** What you will do **
Please find all lines in the data that hold the string "INDONESIA" and copy them.

━━ Supplied records

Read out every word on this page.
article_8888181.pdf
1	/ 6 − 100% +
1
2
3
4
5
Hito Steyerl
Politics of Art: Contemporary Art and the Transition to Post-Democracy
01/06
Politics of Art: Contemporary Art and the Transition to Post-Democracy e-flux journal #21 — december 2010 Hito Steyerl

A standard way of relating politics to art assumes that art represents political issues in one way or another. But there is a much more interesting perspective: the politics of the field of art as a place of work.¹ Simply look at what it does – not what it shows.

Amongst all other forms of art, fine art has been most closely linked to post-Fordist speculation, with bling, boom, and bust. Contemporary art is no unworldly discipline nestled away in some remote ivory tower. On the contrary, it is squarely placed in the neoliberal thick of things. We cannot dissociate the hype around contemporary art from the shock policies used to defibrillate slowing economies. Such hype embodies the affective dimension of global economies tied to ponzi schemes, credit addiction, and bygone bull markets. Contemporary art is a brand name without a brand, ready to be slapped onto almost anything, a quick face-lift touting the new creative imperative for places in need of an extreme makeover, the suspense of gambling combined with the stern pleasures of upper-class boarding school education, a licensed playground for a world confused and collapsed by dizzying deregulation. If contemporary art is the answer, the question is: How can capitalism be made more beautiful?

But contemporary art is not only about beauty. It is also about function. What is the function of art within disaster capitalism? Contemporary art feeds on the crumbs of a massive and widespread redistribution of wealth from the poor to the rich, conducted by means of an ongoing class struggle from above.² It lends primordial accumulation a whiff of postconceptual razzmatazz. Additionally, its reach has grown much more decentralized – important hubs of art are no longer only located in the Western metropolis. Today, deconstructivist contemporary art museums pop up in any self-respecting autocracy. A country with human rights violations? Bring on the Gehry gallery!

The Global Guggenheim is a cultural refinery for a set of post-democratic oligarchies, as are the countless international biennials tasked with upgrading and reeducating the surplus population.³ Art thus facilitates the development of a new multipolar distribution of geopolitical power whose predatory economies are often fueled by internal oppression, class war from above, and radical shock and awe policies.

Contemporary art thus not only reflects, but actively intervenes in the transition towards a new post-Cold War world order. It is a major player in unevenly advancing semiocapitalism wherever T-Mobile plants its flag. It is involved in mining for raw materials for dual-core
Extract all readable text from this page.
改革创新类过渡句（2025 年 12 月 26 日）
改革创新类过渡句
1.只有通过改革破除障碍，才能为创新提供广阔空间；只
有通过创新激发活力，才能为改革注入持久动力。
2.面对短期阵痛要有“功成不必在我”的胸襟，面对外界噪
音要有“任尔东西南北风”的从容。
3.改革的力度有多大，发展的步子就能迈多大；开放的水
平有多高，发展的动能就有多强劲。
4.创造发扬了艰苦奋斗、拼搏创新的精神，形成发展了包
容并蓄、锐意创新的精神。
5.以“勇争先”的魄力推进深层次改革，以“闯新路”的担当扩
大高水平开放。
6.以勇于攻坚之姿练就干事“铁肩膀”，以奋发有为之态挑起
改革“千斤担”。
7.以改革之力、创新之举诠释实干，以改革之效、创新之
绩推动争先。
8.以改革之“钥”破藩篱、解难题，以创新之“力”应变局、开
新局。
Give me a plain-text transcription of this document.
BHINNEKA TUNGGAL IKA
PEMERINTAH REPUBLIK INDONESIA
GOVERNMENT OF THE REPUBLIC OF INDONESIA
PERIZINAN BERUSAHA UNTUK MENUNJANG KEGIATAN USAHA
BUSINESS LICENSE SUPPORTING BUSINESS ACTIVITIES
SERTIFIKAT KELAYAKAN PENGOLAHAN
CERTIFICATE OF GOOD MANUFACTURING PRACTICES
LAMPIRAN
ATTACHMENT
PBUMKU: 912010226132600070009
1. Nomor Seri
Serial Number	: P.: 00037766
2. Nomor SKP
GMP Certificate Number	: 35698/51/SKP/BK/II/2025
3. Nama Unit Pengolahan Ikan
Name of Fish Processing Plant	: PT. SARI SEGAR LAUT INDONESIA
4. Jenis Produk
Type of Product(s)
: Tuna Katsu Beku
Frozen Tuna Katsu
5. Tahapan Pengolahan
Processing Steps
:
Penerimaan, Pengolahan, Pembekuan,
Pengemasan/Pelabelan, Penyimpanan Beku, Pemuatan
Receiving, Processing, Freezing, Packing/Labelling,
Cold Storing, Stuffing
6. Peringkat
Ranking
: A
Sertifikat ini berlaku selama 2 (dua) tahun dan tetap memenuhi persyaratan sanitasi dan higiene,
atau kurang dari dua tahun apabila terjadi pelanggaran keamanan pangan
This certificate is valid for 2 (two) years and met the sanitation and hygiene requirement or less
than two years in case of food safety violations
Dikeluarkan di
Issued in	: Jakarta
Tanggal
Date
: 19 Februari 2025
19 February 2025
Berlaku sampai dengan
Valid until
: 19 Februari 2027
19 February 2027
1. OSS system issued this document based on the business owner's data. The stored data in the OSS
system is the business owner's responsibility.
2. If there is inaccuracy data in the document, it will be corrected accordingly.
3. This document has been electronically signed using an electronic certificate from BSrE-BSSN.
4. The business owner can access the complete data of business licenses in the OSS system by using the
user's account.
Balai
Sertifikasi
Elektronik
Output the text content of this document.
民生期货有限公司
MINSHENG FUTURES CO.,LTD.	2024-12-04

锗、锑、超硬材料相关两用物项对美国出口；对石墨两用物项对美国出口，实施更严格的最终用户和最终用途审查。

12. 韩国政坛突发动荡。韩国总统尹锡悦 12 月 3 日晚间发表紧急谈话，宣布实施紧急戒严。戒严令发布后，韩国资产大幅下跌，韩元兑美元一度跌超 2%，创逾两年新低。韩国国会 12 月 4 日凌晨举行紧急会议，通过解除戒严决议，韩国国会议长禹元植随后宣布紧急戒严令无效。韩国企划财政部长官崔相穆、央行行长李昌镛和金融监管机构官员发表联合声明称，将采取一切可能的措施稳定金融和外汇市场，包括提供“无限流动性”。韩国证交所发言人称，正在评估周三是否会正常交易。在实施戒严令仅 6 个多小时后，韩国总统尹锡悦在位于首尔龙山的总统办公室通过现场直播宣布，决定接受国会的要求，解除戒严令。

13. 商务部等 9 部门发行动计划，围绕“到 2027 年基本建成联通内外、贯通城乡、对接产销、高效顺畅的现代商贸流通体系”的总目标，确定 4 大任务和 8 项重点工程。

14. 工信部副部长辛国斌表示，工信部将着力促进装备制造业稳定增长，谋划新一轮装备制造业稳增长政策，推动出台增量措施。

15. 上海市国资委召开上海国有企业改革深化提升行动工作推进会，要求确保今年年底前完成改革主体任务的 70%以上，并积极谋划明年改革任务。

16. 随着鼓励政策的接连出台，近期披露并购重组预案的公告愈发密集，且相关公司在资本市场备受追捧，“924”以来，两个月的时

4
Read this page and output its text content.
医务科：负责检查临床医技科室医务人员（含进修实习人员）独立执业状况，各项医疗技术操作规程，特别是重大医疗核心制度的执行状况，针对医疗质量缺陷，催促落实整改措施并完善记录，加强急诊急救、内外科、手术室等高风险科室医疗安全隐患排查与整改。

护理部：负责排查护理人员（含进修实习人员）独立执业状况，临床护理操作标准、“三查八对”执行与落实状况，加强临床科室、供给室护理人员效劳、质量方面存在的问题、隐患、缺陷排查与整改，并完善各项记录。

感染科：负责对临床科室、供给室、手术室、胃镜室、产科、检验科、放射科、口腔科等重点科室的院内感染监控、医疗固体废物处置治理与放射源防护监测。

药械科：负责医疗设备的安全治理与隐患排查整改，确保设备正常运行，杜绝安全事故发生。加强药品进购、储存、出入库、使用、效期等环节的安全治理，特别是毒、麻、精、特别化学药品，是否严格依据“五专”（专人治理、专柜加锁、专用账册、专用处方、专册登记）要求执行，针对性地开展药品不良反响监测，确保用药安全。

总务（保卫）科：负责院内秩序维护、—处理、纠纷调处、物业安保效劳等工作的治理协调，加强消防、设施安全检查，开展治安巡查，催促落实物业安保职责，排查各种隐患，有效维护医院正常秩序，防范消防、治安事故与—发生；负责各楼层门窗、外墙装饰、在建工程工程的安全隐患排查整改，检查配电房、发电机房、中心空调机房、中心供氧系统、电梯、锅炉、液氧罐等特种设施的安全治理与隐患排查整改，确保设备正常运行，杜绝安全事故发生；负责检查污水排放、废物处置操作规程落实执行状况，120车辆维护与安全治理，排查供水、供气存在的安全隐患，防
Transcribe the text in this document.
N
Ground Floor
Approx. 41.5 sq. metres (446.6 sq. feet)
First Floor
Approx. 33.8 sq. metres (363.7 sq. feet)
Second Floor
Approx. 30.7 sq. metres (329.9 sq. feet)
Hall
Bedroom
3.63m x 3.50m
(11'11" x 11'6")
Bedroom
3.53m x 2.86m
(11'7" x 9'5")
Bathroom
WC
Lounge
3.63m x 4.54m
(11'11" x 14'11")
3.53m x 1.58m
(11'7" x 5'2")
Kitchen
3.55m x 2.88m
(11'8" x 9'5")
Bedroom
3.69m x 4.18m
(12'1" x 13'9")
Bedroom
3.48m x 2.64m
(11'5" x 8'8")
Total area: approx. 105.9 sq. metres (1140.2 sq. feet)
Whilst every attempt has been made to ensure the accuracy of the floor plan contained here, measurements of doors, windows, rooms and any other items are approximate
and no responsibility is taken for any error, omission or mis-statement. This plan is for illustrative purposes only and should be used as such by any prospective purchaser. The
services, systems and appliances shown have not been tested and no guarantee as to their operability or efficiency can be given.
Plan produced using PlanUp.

━━━━

** Complete answer **
PEMERINTAH REPUBLIK INDONESIA
GOVERNMENT OF THE REPUBLIC OF INDONESIA
Name of Fish Processing Plant	: PT. SARI SEGAR LAUT INDONESIA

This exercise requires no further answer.